▶ [TASK OBJECTIVE]: Among the lines below, count those containing the word "this". Give the number only.

▶ [WORKING DATA]:
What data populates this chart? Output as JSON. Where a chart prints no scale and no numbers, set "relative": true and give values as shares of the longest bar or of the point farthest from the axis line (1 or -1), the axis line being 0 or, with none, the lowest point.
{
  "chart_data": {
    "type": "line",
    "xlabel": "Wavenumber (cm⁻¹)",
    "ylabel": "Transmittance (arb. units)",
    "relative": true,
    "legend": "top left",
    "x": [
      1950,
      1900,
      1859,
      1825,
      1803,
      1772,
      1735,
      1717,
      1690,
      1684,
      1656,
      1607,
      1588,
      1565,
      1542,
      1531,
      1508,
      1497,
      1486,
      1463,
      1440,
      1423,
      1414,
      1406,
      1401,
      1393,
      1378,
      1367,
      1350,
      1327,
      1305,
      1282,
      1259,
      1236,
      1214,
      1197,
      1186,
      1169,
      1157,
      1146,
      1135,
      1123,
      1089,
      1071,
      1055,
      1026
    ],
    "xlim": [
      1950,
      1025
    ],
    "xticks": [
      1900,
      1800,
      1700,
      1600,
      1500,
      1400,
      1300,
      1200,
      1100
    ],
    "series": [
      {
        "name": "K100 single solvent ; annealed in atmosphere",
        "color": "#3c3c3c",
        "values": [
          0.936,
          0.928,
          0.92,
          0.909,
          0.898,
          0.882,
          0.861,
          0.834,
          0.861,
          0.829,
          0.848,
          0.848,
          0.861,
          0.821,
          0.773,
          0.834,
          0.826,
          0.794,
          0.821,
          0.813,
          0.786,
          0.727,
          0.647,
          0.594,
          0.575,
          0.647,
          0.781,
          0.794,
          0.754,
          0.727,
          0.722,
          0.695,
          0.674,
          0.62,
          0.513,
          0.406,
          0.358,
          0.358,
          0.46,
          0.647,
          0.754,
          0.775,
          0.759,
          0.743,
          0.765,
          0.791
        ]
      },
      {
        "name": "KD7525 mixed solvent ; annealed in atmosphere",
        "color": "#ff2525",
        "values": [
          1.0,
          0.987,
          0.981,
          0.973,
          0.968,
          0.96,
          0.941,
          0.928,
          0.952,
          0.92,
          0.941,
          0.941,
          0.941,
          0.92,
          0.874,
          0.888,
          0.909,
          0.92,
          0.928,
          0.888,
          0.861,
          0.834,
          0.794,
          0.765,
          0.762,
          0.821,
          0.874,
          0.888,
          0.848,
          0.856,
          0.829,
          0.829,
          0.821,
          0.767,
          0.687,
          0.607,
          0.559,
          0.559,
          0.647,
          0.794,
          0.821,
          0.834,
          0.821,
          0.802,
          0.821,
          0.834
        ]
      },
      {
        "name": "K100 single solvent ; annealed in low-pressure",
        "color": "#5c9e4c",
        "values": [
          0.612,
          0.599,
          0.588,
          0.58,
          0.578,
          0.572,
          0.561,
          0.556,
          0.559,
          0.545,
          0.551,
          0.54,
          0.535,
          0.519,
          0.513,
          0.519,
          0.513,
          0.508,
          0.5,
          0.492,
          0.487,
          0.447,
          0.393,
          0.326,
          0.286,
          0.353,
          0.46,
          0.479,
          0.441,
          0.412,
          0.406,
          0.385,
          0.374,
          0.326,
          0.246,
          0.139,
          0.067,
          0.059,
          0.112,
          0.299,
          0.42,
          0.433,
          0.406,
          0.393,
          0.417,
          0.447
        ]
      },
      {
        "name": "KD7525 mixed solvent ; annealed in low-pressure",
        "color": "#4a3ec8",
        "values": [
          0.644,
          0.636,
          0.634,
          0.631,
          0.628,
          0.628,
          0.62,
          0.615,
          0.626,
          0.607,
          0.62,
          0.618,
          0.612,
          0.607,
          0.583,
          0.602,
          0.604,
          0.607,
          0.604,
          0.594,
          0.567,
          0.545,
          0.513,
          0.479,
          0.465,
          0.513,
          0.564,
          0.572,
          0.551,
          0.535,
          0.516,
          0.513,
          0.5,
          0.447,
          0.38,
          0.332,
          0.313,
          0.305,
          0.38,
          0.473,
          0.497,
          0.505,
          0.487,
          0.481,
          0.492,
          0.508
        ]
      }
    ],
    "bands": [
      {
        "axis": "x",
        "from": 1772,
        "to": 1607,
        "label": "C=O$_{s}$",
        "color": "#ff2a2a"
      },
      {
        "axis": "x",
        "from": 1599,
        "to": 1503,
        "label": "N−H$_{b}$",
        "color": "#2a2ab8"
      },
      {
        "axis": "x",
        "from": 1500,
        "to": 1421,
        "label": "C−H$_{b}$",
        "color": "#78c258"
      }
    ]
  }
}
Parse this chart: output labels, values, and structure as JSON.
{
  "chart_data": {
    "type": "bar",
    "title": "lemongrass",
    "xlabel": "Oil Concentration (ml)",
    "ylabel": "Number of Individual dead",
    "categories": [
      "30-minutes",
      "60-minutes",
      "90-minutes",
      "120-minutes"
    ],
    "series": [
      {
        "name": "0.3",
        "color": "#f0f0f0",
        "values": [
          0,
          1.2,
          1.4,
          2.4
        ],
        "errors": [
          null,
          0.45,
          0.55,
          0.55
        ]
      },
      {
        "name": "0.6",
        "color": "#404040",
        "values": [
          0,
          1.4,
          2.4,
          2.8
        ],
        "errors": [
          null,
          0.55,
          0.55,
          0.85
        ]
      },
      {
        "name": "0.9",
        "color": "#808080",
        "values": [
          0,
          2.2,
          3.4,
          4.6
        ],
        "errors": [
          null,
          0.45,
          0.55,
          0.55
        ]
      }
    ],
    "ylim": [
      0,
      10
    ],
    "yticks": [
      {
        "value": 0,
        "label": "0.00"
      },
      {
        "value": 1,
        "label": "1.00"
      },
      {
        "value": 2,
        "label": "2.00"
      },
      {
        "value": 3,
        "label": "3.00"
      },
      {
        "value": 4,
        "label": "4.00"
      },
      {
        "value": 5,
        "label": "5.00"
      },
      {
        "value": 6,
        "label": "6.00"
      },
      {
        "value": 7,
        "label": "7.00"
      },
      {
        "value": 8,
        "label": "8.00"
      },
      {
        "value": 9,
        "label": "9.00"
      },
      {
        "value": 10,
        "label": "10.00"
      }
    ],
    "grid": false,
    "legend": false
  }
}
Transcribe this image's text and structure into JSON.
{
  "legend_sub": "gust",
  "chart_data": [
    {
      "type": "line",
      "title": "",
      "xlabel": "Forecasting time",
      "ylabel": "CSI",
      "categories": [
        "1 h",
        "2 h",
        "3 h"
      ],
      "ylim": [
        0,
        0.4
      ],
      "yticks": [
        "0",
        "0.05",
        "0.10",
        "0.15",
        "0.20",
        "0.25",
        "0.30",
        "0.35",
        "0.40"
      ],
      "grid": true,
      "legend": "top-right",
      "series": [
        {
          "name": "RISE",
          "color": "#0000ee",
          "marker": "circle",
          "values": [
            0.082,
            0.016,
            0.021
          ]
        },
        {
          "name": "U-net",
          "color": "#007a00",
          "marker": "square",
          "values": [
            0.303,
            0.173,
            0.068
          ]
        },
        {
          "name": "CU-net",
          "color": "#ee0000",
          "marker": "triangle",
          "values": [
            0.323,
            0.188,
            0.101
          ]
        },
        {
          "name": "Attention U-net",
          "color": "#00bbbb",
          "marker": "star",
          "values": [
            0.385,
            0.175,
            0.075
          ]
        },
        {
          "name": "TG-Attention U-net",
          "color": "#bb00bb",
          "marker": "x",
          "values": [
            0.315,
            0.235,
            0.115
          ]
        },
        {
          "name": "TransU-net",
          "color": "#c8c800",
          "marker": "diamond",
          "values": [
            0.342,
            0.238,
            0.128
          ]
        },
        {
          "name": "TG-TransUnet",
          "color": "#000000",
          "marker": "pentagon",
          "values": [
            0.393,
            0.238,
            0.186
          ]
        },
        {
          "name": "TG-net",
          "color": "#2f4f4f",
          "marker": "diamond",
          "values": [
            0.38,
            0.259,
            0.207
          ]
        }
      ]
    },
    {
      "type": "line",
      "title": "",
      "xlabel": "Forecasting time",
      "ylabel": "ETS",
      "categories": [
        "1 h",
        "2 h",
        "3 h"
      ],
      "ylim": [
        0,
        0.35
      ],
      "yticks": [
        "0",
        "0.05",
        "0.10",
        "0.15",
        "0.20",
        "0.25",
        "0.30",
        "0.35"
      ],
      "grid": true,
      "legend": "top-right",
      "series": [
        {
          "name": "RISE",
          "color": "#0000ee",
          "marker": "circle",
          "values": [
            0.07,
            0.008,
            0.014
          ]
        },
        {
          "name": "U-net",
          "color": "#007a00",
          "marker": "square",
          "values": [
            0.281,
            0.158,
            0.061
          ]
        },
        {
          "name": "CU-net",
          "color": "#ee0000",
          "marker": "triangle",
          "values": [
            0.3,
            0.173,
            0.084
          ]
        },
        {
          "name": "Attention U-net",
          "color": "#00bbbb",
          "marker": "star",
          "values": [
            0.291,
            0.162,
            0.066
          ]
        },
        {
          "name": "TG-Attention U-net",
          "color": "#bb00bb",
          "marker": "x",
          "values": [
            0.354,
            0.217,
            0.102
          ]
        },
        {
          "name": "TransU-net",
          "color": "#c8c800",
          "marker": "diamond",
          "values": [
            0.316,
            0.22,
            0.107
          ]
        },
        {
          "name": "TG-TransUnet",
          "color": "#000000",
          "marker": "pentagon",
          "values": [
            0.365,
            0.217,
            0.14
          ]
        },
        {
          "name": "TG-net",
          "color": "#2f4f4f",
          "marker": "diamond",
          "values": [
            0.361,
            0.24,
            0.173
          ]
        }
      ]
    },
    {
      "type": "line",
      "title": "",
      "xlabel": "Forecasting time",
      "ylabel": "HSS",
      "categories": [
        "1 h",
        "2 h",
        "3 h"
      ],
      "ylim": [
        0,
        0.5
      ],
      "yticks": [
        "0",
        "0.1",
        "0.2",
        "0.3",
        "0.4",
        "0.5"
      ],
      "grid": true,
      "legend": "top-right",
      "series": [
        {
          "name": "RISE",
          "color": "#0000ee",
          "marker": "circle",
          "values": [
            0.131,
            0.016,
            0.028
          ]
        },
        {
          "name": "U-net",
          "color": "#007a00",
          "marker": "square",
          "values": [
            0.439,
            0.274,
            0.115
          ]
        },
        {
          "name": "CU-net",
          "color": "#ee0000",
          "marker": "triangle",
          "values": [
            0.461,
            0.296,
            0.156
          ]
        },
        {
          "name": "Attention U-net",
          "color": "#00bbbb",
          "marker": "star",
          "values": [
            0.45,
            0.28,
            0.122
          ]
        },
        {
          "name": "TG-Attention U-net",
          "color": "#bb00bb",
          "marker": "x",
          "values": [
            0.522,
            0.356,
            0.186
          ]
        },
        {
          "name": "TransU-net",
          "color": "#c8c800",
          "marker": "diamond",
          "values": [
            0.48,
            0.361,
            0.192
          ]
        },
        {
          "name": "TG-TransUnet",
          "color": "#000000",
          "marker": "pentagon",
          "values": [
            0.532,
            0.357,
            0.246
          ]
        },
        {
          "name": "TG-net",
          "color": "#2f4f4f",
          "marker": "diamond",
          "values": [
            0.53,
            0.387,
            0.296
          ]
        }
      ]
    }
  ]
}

▶ [REPLY]: 3